- **EXERCISE BRIEF**:
Return the records word for word. Any pictures in them are not part of the copy.

──────── GIVEN RECORDS ────────

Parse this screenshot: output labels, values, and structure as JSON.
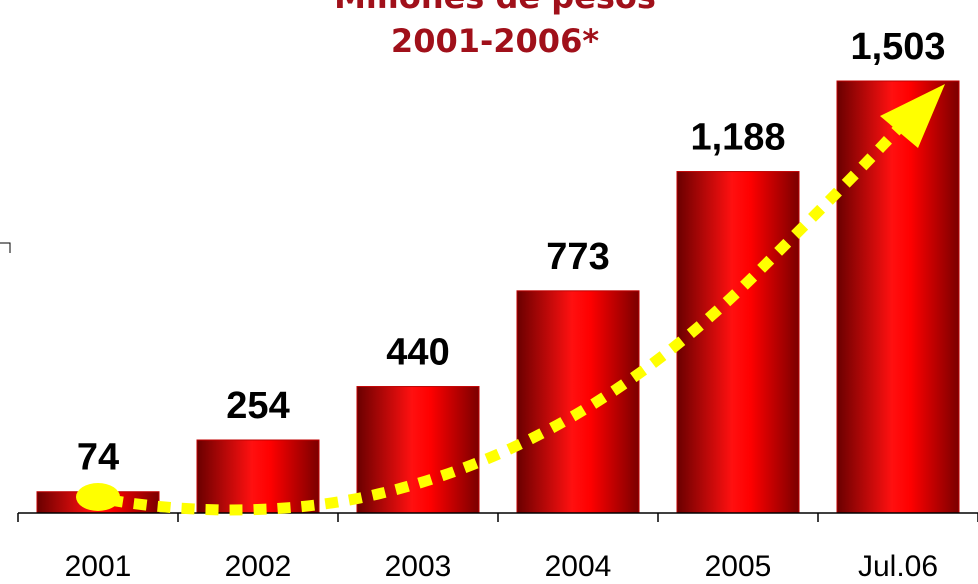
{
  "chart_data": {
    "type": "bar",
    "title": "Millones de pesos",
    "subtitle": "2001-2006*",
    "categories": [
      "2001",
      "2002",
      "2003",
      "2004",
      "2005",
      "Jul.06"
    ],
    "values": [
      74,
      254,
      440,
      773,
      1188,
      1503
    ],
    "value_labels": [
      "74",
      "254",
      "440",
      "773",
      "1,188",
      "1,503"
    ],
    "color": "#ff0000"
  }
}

────────

- **WRITTEN RESPONSE**:
Parse this screenshot: output labels, values, and structure as JSON.
{
  "chart_data": {
    "type": "bar",
    "title": "Millones de pesos",
    "subtitle": "2001-2006*",
    "categories": [
      "2001",
      "2002",
      "2003",
      "2004",
      "2005",
      "Jul.06"
    ],
    "values": [
      74,
      254,
      440,
      773,
      1188,
      1503
    ],
    "value_labels": [
      "74",
      "254",
      "440",
      "773",
      "1,188",
      "1,503"
    ],
    "color": "#ff0000"
  }
}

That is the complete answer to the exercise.